What the task requires -
Make an exact copy of the data below, leaving out every picture.

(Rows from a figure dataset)
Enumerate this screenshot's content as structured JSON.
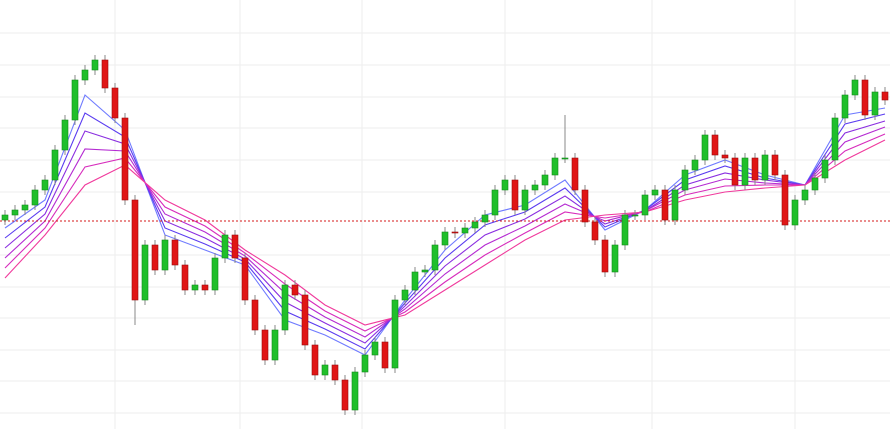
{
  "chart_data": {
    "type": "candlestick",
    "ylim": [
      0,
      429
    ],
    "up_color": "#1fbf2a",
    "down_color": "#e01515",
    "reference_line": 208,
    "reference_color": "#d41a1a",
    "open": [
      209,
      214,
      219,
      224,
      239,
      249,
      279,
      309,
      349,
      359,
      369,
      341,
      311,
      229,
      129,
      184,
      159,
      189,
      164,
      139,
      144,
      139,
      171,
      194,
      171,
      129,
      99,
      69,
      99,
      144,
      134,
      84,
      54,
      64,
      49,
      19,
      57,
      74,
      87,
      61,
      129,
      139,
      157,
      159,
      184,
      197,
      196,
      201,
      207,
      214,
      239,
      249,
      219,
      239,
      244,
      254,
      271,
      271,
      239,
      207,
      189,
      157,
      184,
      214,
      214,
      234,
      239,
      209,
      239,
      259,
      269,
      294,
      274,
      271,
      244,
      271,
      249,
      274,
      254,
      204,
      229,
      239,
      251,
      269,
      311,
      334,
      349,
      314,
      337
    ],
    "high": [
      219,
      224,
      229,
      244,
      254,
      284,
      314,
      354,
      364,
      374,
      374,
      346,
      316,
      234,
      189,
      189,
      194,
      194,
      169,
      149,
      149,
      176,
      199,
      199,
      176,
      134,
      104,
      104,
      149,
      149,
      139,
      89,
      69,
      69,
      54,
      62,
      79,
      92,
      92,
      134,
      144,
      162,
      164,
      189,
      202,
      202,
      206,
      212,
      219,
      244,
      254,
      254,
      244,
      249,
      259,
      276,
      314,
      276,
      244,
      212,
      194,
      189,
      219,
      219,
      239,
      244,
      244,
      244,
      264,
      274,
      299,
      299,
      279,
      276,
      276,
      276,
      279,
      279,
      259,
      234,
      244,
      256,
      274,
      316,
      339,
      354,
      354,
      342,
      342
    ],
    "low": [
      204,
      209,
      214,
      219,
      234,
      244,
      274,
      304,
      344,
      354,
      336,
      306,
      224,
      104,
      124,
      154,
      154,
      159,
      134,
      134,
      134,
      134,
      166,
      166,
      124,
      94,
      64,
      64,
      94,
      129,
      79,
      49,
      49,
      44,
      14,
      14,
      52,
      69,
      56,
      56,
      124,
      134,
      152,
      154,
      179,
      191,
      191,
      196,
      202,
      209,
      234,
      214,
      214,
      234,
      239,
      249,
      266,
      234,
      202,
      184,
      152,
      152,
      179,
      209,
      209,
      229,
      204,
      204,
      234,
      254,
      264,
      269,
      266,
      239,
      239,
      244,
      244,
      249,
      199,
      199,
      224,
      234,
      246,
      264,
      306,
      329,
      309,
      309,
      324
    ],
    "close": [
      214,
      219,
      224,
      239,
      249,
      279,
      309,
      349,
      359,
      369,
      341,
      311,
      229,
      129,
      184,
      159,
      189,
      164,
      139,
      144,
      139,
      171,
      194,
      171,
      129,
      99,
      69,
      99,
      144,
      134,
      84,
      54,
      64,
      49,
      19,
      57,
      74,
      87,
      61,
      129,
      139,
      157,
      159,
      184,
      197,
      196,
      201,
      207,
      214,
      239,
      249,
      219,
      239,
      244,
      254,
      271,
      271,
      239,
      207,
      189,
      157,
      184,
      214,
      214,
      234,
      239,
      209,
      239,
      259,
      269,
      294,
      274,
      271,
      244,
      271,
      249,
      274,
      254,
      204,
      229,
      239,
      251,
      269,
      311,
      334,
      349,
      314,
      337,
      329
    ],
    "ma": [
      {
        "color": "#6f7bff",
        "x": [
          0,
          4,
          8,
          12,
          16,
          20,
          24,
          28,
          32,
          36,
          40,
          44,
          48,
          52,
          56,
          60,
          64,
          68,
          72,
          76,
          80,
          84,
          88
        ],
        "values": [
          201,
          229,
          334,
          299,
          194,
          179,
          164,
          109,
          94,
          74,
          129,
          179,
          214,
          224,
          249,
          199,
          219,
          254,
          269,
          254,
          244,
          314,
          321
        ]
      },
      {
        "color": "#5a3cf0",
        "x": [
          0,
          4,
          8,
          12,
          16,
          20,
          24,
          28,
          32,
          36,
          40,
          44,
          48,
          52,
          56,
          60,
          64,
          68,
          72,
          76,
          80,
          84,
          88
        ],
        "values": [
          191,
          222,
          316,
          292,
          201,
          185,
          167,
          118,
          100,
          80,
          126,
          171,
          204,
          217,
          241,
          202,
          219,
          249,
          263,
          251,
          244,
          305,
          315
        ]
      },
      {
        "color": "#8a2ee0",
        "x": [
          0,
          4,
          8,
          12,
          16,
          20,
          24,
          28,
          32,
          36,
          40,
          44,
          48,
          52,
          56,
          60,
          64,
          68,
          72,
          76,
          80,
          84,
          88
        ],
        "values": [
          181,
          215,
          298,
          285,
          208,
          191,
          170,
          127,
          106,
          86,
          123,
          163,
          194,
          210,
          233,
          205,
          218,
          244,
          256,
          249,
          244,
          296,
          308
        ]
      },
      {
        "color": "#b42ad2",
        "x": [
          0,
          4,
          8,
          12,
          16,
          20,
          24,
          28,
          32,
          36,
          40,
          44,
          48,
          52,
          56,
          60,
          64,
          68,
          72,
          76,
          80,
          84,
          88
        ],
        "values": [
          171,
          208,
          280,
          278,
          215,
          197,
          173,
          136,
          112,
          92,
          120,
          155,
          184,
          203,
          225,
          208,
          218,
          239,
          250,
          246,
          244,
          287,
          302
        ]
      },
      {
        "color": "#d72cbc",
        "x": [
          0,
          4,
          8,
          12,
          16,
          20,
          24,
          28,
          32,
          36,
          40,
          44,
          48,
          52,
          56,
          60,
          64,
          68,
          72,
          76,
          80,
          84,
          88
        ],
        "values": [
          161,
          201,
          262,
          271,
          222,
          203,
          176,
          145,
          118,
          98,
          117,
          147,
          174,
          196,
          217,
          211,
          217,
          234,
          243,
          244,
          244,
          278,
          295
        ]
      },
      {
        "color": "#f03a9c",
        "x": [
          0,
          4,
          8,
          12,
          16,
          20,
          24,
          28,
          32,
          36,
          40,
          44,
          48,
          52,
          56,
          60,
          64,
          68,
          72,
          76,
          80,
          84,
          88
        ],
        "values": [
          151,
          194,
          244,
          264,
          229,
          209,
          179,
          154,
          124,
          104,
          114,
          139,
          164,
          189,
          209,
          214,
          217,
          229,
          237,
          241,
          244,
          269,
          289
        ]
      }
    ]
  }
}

Solved exercise -
Enumerate this screenshot's content as structured JSON.
{
  "chart_data": {
    "type": "candlestick",
    "ylim": [
      0,
      429
    ],
    "up_color": "#1fbf2a",
    "down_color": "#e01515",
    "reference_line": 208,
    "reference_color": "#d41a1a",
    "open": [
      209,
      214,
      219,
      224,
      239,
      249,
      279,
      309,
      349,
      359,
      369,
      341,
      311,
      229,
      129,
      184,
      159,
      189,
      164,
      139,
      144,
      139,
      171,
      194,
      171,
      129,
      99,
      69,
      99,
      144,
      134,
      84,
      54,
      64,
      49,
      19,
      57,
      74,
      87,
      61,
      129,
      139,
      157,
      159,
      184,
      197,
      196,
      201,
      207,
      214,
      239,
      249,
      219,
      239,
      244,
      254,
      271,
      271,
      239,
      207,
      189,
      157,
      184,
      214,
      214,
      234,
      239,
      209,
      239,
      259,
      269,
      294,
      274,
      271,
      244,
      271,
      249,
      274,
      254,
      204,
      229,
      239,
      251,
      269,
      311,
      334,
      349,
      314,
      337
    ],
    "high": [
      219,
      224,
      229,
      244,
      254,
      284,
      314,
      354,
      364,
      374,
      374,
      346,
      316,
      234,
      189,
      189,
      194,
      194,
      169,
      149,
      149,
      176,
      199,
      199,
      176,
      134,
      104,
      104,
      149,
      149,
      139,
      89,
      69,
      69,
      54,
      62,
      79,
      92,
      92,
      134,
      144,
      162,
      164,
      189,
      202,
      202,
      206,
      212,
      219,
      244,
      254,
      254,
      244,
      249,
      259,
      276,
      314,
      276,
      244,
      212,
      194,
      189,
      219,
      219,
      239,
      244,
      244,
      244,
      264,
      274,
      299,
      299,
      279,
      276,
      276,
      276,
      279,
      279,
      259,
      234,
      244,
      256,
      274,
      316,
      339,
      354,
      354,
      342,
      342
    ],
    "low": [
      204,
      209,
      214,
      219,
      234,
      244,
      274,
      304,
      344,
      354,
      336,
      306,
      224,
      104,
      124,
      154,
      154,
      159,
      134,
      134,
      134,
      134,
      166,
      166,
      124,
      94,
      64,
      64,
      94,
      129,
      79,
      49,
      49,
      44,
      14,
      14,
      52,
      69,
      56,
      56,
      124,
      134,
      152,
      154,
      179,
      191,
      191,
      196,
      202,
      209,
      234,
      214,
      214,
      234,
      239,
      249,
      266,
      234,
      202,
      184,
      152,
      152,
      179,
      209,
      209,
      229,
      204,
      204,
      234,
      254,
      264,
      269,
      266,
      239,
      239,
      244,
      244,
      249,
      199,
      199,
      224,
      234,
      246,
      264,
      306,
      329,
      309,
      309,
      324
    ],
    "close": [
      214,
      219,
      224,
      239,
      249,
      279,
      309,
      349,
      359,
      369,
      341,
      311,
      229,
      129,
      184,
      159,
      189,
      164,
      139,
      144,
      139,
      171,
      194,
      171,
      129,
      99,
      69,
      99,
      144,
      134,
      84,
      54,
      64,
      49,
      19,
      57,
      74,
      87,
      61,
      129,
      139,
      157,
      159,
      184,
      197,
      196,
      201,
      207,
      214,
      239,
      249,
      219,
      239,
      244,
      254,
      271,
      271,
      239,
      207,
      189,
      157,
      184,
      214,
      214,
      234,
      239,
      209,
      239,
      259,
      269,
      294,
      274,
      271,
      244,
      271,
      249,
      274,
      254,
      204,
      229,
      239,
      251,
      269,
      311,
      334,
      349,
      314,
      337,
      329
    ],
    "ma": [
      {
        "color": "#6f7bff",
        "x": [
          0,
          4,
          8,
          12,
          16,
          20,
          24,
          28,
          32,
          36,
          40,
          44,
          48,
          52,
          56,
          60,
          64,
          68,
          72,
          76,
          80,
          84,
          88
        ],
        "values": [
          201,
          229,
          334,
          299,
          194,
          179,
          164,
          109,
          94,
          74,
          129,
          179,
          214,
          224,
          249,
          199,
          219,
          254,
          269,
          254,
          244,
          314,
          321
        ]
      },
      {
        "color": "#5a3cf0",
        "x": [
          0,
          4,
          8,
          12,
          16,
          20,
          24,
          28,
          32,
          36,
          40,
          44,
          48,
          52,
          56,
          60,
          64,
          68,
          72,
          76,
          80,
          84,
          88
        ],
        "values": [
          191,
          222,
          316,
          292,
          201,
          185,
          167,
          118,
          100,
          80,
          126,
          171,
          204,
          217,
          241,
          202,
          219,
          249,
          263,
          251,
          244,
          305,
          315
        ]
      },
      {
        "color": "#8a2ee0",
        "x": [
          0,
          4,
          8,
          12,
          16,
          20,
          24,
          28,
          32,
          36,
          40,
          44,
          48,
          52,
          56,
          60,
          64,
          68,
          72,
          76,
          80,
          84,
          88
        ],
        "values": [
          181,
          215,
          298,
          285,
          208,
          191,
          170,
          127,
          106,
          86,
          123,
          163,
          194,
          210,
          233,
          205,
          218,
          244,
          256,
          249,
          244,
          296,
          308
        ]
      },
      {
        "color": "#b42ad2",
        "x": [
          0,
          4,
          8,
          12,
          16,
          20,
          24,
          28,
          32,
          36,
          40,
          44,
          48,
          52,
          56,
          60,
          64,
          68,
          72,
          76,
          80,
          84,
          88
        ],
        "values": [
          171,
          208,
          280,
          278,
          215,
          197,
          173,
          136,
          112,
          92,
          120,
          155,
          184,
          203,
          225,
          208,
          218,
          239,
          250,
          246,
          244,
          287,
          302
        ]
      },
      {
        "color": "#d72cbc",
        "x": [
          0,
          4,
          8,
          12,
          16,
          20,
          24,
          28,
          32,
          36,
          40,
          44,
          48,
          52,
          56,
          60,
          64,
          68,
          72,
          76,
          80,
          84,
          88
        ],
        "values": [
          161,
          201,
          262,
          271,
          222,
          203,
          176,
          145,
          118,
          98,
          117,
          147,
          174,
          196,
          217,
          211,
          217,
          234,
          243,
          244,
          244,
          278,
          295
        ]
      },
      {
        "color": "#f03a9c",
        "x": [
          0,
          4,
          8,
          12,
          16,
          20,
          24,
          28,
          32,
          36,
          40,
          44,
          48,
          52,
          56,
          60,
          64,
          68,
          72,
          76,
          80,
          84,
          88
        ],
        "values": [
          151,
          194,
          244,
          264,
          229,
          209,
          179,
          154,
          124,
          104,
          114,
          139,
          164,
          189,
          209,
          214,
          217,
          229,
          237,
          241,
          244,
          269,
          289
        ]
      }
    ]
  }
}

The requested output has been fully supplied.